◆ **Source material**
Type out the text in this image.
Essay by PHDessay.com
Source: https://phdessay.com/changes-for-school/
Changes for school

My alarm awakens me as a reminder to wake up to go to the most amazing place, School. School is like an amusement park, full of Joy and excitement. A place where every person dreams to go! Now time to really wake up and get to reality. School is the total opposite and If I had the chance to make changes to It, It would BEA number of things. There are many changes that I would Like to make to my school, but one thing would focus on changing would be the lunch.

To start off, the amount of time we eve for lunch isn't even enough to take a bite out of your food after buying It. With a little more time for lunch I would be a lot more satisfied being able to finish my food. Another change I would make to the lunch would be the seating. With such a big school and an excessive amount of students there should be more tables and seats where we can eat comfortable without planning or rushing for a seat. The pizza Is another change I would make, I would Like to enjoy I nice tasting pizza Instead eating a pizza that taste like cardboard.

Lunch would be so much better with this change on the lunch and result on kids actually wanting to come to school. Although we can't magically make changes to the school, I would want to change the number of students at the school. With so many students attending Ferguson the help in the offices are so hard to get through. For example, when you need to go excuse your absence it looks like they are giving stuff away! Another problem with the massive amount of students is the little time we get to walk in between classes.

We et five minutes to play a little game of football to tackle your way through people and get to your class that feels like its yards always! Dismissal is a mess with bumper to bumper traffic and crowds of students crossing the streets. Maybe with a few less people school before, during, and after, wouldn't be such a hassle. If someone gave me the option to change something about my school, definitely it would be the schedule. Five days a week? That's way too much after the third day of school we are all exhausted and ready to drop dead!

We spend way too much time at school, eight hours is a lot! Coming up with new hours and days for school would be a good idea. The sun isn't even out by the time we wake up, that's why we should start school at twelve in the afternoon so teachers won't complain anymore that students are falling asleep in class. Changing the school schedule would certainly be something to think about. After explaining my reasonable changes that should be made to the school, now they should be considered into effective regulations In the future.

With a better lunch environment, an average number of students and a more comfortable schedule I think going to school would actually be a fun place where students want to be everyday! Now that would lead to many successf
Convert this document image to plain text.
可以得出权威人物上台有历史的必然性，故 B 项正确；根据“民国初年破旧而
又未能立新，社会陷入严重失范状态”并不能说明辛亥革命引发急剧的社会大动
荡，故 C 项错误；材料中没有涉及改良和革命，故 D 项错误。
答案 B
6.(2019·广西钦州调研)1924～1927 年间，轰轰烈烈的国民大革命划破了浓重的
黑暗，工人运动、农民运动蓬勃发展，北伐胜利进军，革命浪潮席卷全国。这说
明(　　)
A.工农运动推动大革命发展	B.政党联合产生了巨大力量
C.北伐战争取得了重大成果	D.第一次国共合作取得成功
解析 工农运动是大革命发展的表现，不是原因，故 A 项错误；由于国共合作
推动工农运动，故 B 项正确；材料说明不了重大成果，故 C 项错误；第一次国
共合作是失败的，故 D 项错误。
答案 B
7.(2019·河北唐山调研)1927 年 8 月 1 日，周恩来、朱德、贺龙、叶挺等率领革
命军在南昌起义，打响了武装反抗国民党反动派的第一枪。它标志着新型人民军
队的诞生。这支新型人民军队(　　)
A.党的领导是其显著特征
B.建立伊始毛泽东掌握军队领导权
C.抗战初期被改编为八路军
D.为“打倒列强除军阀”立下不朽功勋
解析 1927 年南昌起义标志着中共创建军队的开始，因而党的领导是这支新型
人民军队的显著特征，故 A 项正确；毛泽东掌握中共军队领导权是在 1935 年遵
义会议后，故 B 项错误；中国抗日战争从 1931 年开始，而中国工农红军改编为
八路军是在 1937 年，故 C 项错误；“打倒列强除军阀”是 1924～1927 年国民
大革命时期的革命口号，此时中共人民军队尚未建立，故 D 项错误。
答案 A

---

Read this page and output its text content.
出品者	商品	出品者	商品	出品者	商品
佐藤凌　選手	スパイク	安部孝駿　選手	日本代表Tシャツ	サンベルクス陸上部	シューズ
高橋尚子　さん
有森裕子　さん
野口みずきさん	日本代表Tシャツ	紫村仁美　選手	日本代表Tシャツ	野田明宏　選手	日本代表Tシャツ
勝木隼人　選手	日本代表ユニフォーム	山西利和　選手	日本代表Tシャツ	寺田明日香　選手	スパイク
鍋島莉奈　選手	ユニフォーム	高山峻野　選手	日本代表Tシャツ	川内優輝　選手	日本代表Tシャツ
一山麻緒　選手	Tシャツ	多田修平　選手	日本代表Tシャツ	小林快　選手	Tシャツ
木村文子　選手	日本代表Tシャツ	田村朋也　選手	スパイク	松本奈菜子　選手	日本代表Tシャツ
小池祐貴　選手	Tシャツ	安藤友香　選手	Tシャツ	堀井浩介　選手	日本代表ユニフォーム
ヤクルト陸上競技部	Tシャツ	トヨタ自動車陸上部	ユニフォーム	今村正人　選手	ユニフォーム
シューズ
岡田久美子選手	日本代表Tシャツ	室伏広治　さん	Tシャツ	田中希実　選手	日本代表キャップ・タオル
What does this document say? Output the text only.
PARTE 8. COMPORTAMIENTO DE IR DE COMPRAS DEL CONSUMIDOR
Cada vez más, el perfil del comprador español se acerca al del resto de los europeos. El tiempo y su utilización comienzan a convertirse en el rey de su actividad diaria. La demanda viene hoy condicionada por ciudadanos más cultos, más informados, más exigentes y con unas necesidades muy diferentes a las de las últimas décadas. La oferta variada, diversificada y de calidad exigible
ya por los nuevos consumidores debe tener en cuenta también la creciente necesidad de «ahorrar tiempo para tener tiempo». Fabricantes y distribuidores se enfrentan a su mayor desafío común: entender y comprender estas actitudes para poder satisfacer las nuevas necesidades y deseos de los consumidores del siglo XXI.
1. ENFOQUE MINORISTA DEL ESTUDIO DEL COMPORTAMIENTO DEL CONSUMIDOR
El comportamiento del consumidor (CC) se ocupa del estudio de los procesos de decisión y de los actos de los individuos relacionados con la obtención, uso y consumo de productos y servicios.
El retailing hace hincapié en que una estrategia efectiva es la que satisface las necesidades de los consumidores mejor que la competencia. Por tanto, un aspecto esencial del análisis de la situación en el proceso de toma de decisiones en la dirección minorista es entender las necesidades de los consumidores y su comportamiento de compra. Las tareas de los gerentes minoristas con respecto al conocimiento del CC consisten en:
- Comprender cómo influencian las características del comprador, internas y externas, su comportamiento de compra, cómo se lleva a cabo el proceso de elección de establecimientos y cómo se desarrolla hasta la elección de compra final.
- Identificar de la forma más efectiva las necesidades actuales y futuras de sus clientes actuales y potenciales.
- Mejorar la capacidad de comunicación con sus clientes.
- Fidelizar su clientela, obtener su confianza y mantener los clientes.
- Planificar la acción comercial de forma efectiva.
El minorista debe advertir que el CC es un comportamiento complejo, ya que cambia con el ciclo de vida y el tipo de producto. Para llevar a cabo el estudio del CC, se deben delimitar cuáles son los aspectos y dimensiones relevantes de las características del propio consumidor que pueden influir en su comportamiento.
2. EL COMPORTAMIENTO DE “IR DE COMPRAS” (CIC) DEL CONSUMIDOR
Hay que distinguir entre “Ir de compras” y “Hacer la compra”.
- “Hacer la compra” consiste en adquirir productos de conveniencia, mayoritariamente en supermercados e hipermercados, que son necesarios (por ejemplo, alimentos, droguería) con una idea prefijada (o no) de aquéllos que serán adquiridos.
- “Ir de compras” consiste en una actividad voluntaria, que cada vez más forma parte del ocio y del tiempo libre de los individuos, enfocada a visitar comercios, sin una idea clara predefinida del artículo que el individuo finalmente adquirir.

◆ **Work to complete**
Using the entries above, return each line in which the word "much" occurs.

◆ **Completed exercise**
Lunch would be so much better with this change on the lunch and result on kids actually wanting to come to school. Although we can't magically make changes to the school, I would want to change the number of students at the school. With so many students attending Ferguson the help in the offices are so hard to get through. For example, when you need to go excuse your absence it looks like they are giving stuff away! Another problem with the massive amount of students is the little time we get to walk in between classes.
We et five minutes to play a little game of football to tackle your way through people and get to your class that feels like its yards always! Dismissal is a mess with bumper to bumper traffic and crowds of students crossing the streets. Maybe with a few less people school before, during, and after, wouldn't be such a hassle. If someone gave me the option to change something about my school, definitely it would be the schedule. Five days a week? That's way too much after the third day of school we are all exhausted and ready to drop dead!
We spend way too much time at school, eight hours is a lot! Coming up with new hours and days for school would be a good idea. The sun isn't even out by the time we wake up, that's why we should start school at twelve in the afternoon so teachers won't complain anymore that students are falling asleep in class. Changing the school schedule would certainly be something to think about. After explaining my reasonable changes that should be made to the school, now they should be considered into effective regulations In the future.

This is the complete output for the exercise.